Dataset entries
..............................

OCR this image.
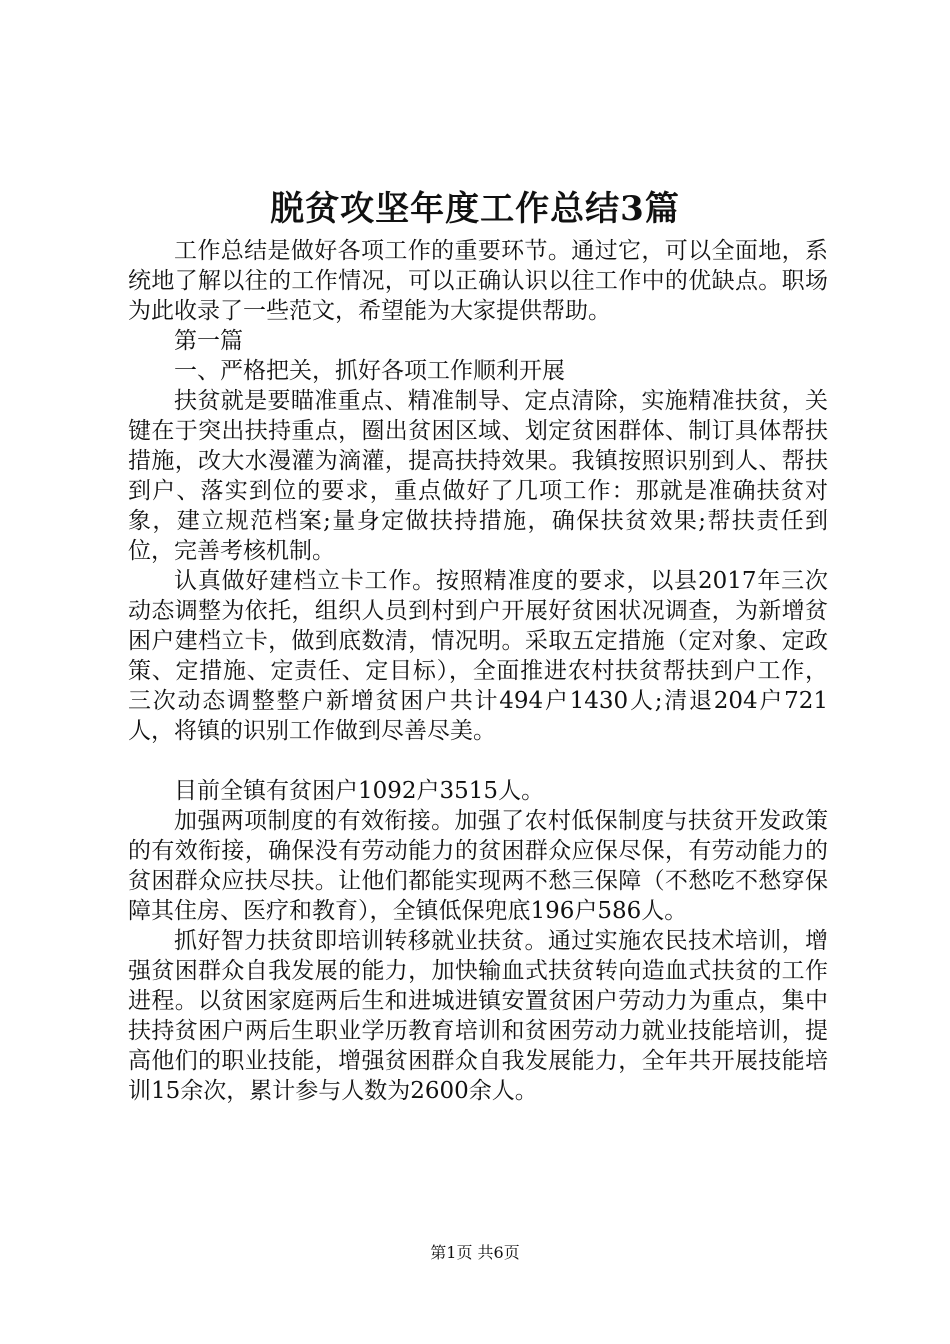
脱贫攻坚年度工作总结3篇

工作总结是做好各项工作的重要环节。通过它，可以全面地，系统地了解以往的工作情况，可以正确认识以往工作中的优缺点。职场为此收录了一些范文，希望能为大家提供帮助。

第一篇

一、严格把关，抓好各项工作顺利开展

扶贫就是要瞄准重点、精准制导、定点清除，实施精准扶贫，关键在于突出扶持重点，圈出贫困区域、划定贫困群体、制订具体帮扶措施，改大水漫灌为滴灌，提高扶持效果。我镇按照识别到人、帮扶到户、落实到位的要求，重点做好了几项工作：那就是准确扶贫对象，建立规范档案;量身定做扶持措施，确保扶贫效果;帮扶责任到位，完善考核机制。

认真做好建档立卡工作。按照精准度的要求，以县2017年三次动态调整为依托，组织人员到村到户开展好贫困状况调查，为新增贫困户建档立卡，做到底数清，情况明。采取五定措施（定对象、定政策、定措施、定责任、定目标），全面推进农村扶贫帮扶到户工作，三次动态调整整户新增贫困户共计494户1430人;清退204户721人，将镇的识别工作做到尽善尽美。

目前全镇有贫困户1092户3515人。

加强两项制度的有效衔接。加强了农村低保制度与扶贫开发政策的有效衔接，确保没有劳动能力的贫困群众应保尽保，有劳动能力的贫困群众应扶尽扶。让他们都能实现两不愁三保障（不愁吃不愁穿保障其住房、医疗和教育），全镇低保兜底196户586人。

抓好智力扶贫即培训转移就业扶贫。通过实施农民技术培训，增强贫困群众自我发展的能力，加快输血式扶贫转向造血式扶贫的工作进程。以贫困家庭两后生和进城进镇安置贫困户劳动力为重点，集中扶持贫困户两后生职业学历教育培训和贫困劳动力就业技能培训，提高他们的职业技能，增强贫困群众自我发展能力，全年共开展技能培训15余次，累计参与人数为2600余人。

第1页 共6页
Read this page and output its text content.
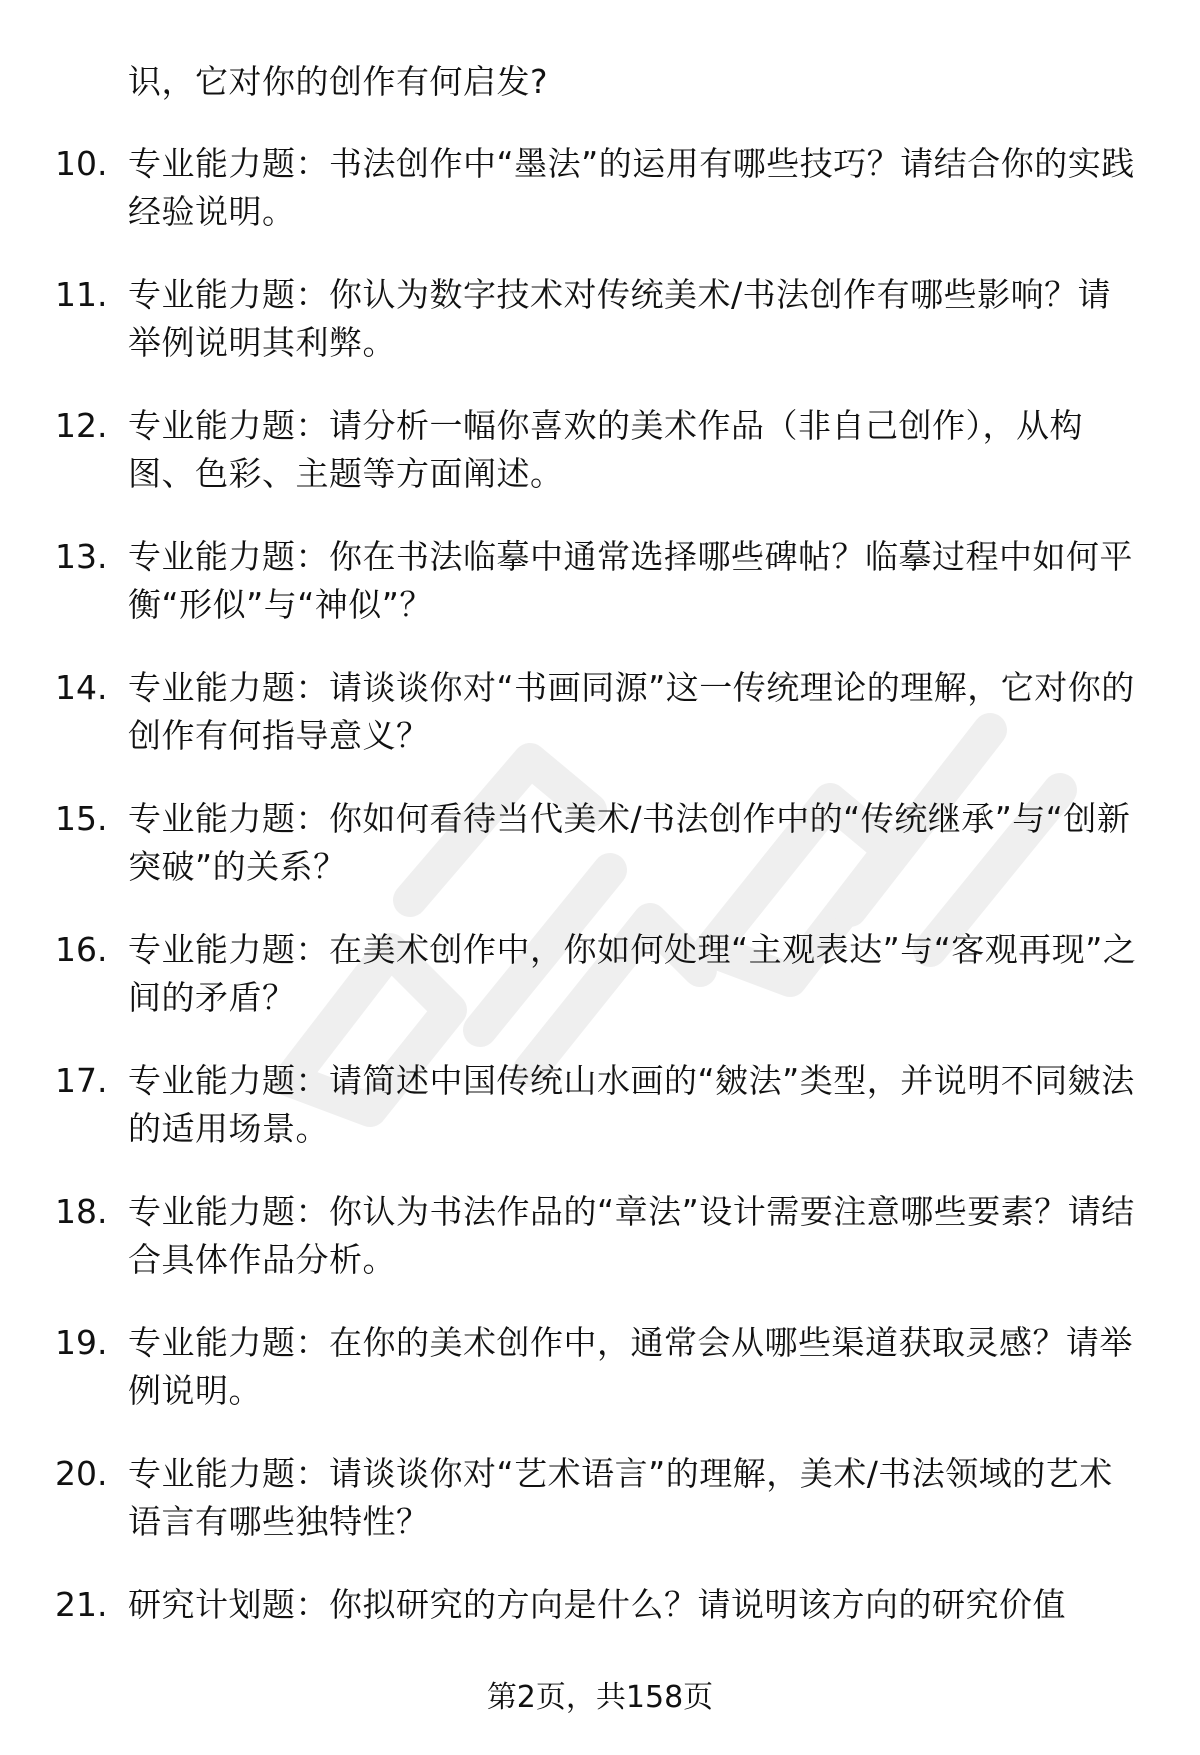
识，它对你的创作有何启发?
10. 专业能力题：书法创作中“墨法”的运用有哪些技巧？请结合你的实践经验说明。
11. 专业能力题：你认为数字技术对传统美术/书法创作有哪些影响？请举例说明其利弊。
12. 专业能力题：请分析一幅你喜欢的美术作品（非自己创作），从构图、色彩、主题等方面阐述。
13. 专业能力题：你在书法临摹中通常选择哪些碑帖？临摹过程中如何平衡“形似”与“神似”？
14. 专业能力题：请谈谈你对“书画同源”这一传统理论的理解，它对你的创作有何指导意义？
15. 专业能力题：你如何看待当代美术/书法创作中的“传统继承”与“创新突破”的关系？
16. 专业能力题：在美术创作中，你如何处理“主观表达”与“客观再现”之间的矛盾？
17. 专业能力题：请简述中国传统山水画的“皴法”类型，并说明不同皴法的适用场景。
18. 专业能力题：你认为书法作品的“章法”设计需要注意哪些要素？请结合具体作品分析。
19. 专业能力题：在你的美术创作中，通常会从哪些渠道获取灵感？请举例说明。
20. 专业能力题：请谈谈你对“艺术语言”的理解，美术/书法领域的艺术语言有哪些独特性？
21. 研究计划题：你拟研究的方向是什么？请说明该方向的研究价值
第2页，共158页
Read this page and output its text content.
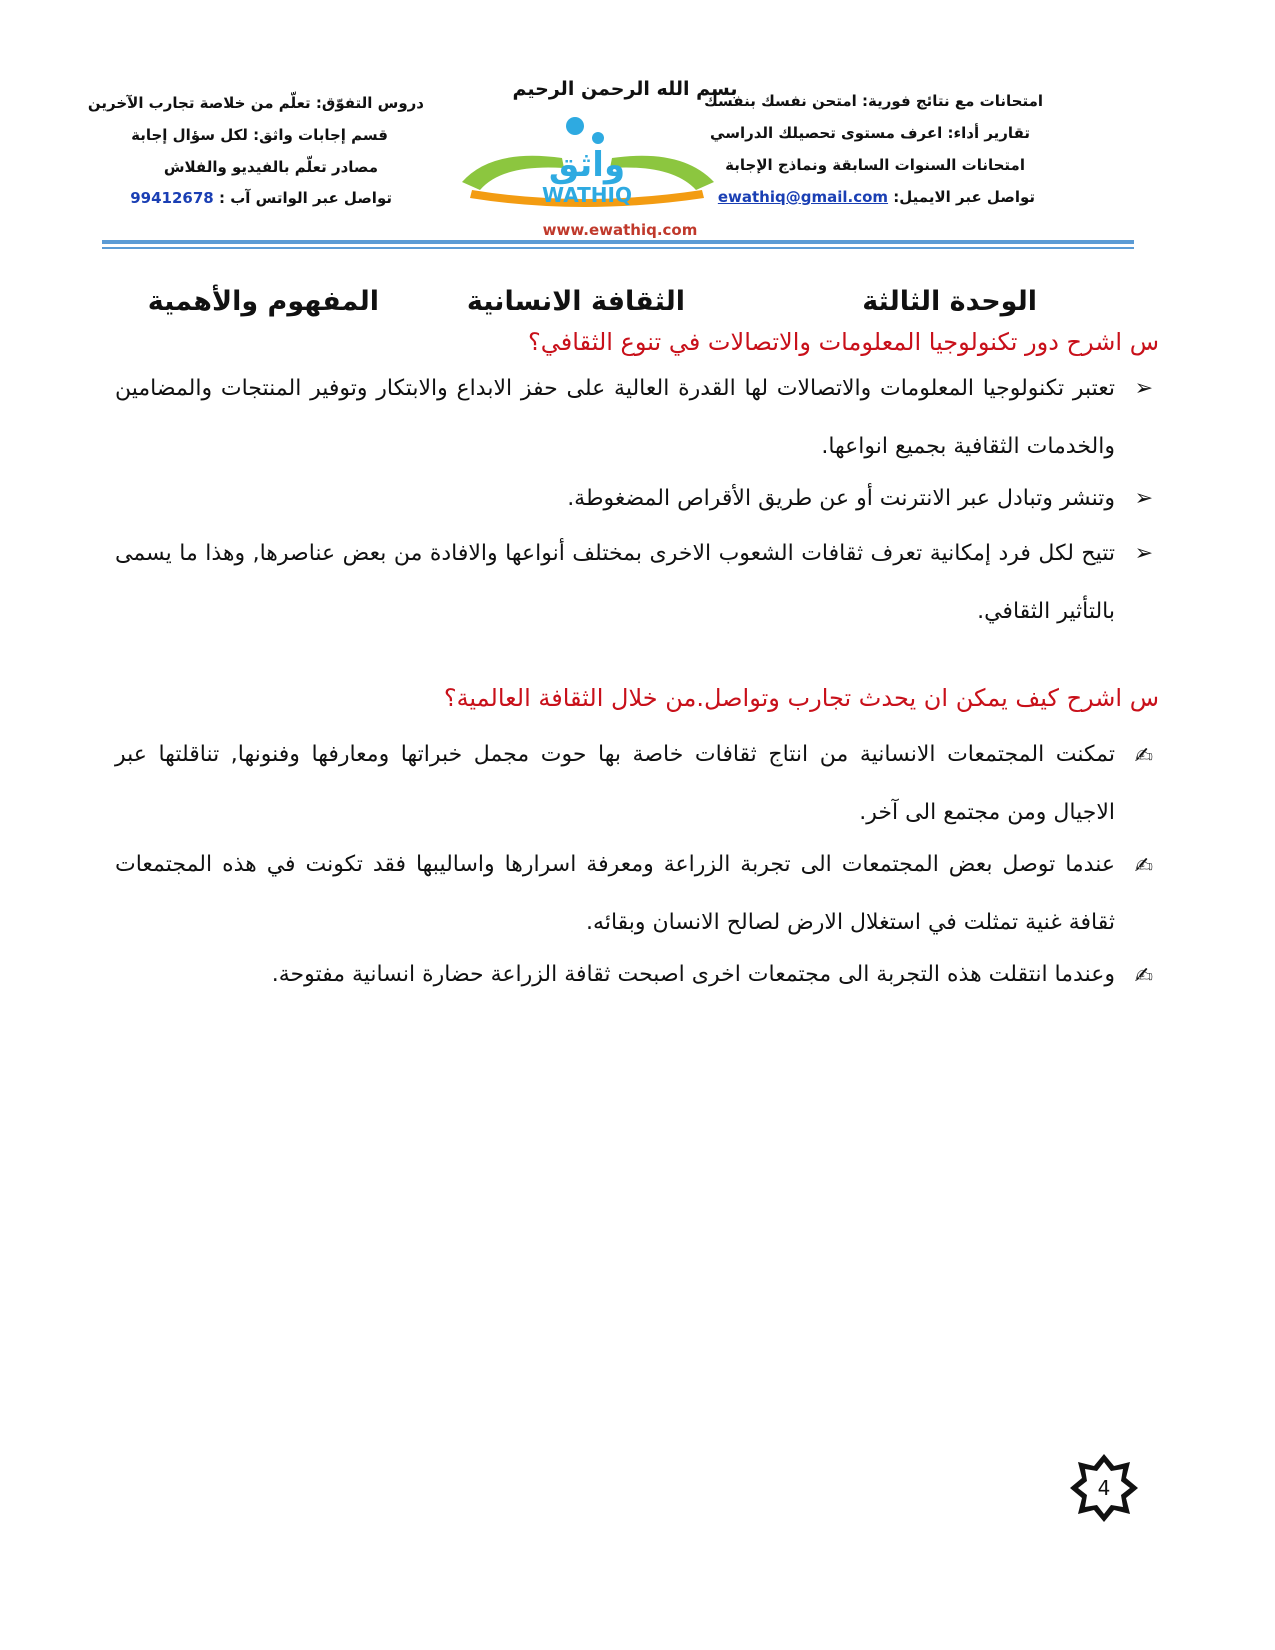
امتحانات مع نتائج فورية: امتحن نفسك بنفسك
تقارير أداء: اعرف مستوى تحصيلك الدراسي
امتحانات السنوات السابقة ونماذج الإجابة
تواصل عبر الايميل: ewathiq@gmail.com
دروس التفوّق: تعلّم من خلاصة تجارب الآخرين
قسم إجابات واثق: لكل سؤال إجابة
مصادر تعلّم بالفيديو والفلاش
تواصل عبر الواتس آب : 99412678
بسم الله الرحمن الرحيم
واثق
WATHIQ
www.ewathiq.com
الوحدة الثالثة
الثقافة الانسانية
المفهوم والأهمية
س اشرح دور تكنولوجيا المعلومات والاتصالات في تنوع الثقافي؟
➢
تعتبر تكنولوجيا المعلومات والاتصالات لها القدرة العالية على حفز الابداع والابتكار وتوفير المنتجات والمضامين والخدمات الثقافية بجميع انواعها.
➢
وتنشر وتبادل عبر الانترنت أو عن طريق الأقراص المضغوطة.
➢
تتيح لكل فرد إمكانية تعرف ثقافات الشعوب الاخرى بمختلف أنواعها والافادة من بعض عناصرها, وهذا ما يسمى بالتأثير الثقافي.
س اشرح كيف يمكن ان يحدث تجارب وتواصل.من خلال الثقافة العالمية؟
✍
تمكنت المجتمعات الانسانية من انتاج ثقافات خاصة بها حوت مجمل خبراتها ومعارفها وفنونها, تناقلتها عبر الاجيال ومن مجتمع الى آخر.
✍
عندما توصل بعض المجتمعات الى تجربة الزراعة ومعرفة اسرارها واساليبها فقد تكونت في هذه المجتمعات ثقافة غنية تمثلت في استغلال الارض لصالح الانسان وبقائه.
✍
وعندما انتقلت هذه التجربة الى مجتمعات اخرى اصبحت ثقافة الزراعة حضارة انسانية مفتوحة.
4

..............................

:: Task instructions ::
Working from the entries above, return all lines that contain "المعلومات".

:: Result of the exercise ::
س اشرح دور تكنولوجيا المعلومات والاتصالات في تنوع الثقافي؟
تعتبر تكنولوجيا المعلومات والاتصالات لها القدرة العالية على حفز الابداع والابتكار وتوفير المنتجات والمضامين والخدمات الثقافية بجميع انواعها.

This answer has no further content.